Problem requirements: Reproduce each record exactly.

Records shown:
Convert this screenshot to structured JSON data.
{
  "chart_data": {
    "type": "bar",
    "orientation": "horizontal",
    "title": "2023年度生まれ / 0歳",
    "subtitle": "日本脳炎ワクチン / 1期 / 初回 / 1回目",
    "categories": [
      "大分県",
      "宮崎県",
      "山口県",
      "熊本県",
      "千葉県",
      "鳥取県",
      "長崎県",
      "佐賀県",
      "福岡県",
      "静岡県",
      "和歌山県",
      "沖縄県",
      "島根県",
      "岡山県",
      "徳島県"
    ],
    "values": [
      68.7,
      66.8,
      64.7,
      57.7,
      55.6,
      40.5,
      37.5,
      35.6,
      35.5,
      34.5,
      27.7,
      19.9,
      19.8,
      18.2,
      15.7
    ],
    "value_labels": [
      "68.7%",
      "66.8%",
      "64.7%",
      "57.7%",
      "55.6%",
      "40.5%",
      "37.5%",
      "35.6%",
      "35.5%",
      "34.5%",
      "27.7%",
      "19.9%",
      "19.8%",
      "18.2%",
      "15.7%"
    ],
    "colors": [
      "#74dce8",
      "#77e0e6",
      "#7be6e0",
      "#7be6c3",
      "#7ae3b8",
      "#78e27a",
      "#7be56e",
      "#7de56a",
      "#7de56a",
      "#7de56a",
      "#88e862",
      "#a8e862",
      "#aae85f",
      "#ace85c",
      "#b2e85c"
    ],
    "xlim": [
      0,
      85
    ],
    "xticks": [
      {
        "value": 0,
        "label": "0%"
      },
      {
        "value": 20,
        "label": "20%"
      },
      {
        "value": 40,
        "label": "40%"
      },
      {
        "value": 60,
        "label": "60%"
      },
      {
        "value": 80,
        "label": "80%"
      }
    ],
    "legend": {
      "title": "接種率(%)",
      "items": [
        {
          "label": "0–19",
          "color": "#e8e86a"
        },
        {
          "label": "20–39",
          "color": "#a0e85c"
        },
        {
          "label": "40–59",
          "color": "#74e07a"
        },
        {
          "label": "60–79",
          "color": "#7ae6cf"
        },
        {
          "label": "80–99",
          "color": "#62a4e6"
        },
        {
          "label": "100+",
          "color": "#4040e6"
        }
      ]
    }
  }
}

Solution to this problem:
Convert this screenshot to structured JSON data.
{
  "chart_data": {
    "type": "bar",
    "orientation": "horizontal",
    "title": "2023年度生まれ / 0歳",
    "subtitle": "日本脳炎ワクチン / 1期 / 初回 / 1回目",
    "categories": [
      "大分県",
      "宮崎県",
      "山口県",
      "熊本県",
      "千葉県",
      "鳥取県",
      "長崎県",
      "佐賀県",
      "福岡県",
      "静岡県",
      "和歌山県",
      "沖縄県",
      "島根県",
      "岡山県",
      "徳島県"
    ],
    "values": [
      68.7,
      66.8,
      64.7,
      57.7,
      55.6,
      40.5,
      37.5,
      35.6,
      35.5,
      34.5,
      27.7,
      19.9,
      19.8,
      18.2,
      15.7
    ],
    "value_labels": [
      "68.7%",
      "66.8%",
      "64.7%",
      "57.7%",
      "55.6%",
      "40.5%",
      "37.5%",
      "35.6%",
      "35.5%",
      "34.5%",
      "27.7%",
      "19.9%",
      "19.8%",
      "18.2%",
      "15.7%"
    ],
    "colors": [
      "#74dce8",
      "#77e0e6",
      "#7be6e0",
      "#7be6c3",
      "#7ae3b8",
      "#78e27a",
      "#7be56e",
      "#7de56a",
      "#7de56a",
      "#7de56a",
      "#88e862",
      "#a8e862",
      "#aae85f",
      "#ace85c",
      "#b2e85c"
    ],
    "xlim": [
      0,
      85
    ],
    "xticks": [
      {
        "value": 0,
        "label": "0%"
      },
      {
        "value": 20,
        "label": "20%"
      },
      {
        "value": 40,
        "label": "40%"
      },
      {
        "value": 60,
        "label": "60%"
      },
      {
        "value": 80,
        "label": "80%"
      }
    ],
    "legend": {
      "title": "接種率(%)",
      "items": [
        {
          "label": "0–19",
          "color": "#e8e86a"
        },
        {
          "label": "20–39",
          "color": "#a0e85c"
        },
        {
          "label": "40–59",
          "color": "#74e07a"
        },
        {
          "label": "60–79",
          "color": "#7ae6cf"
        },
        {
          "label": "80–99",
          "color": "#62a4e6"
        },
        {
          "label": "100+",
          "color": "#4040e6"
        }
      ]
    }
  }
}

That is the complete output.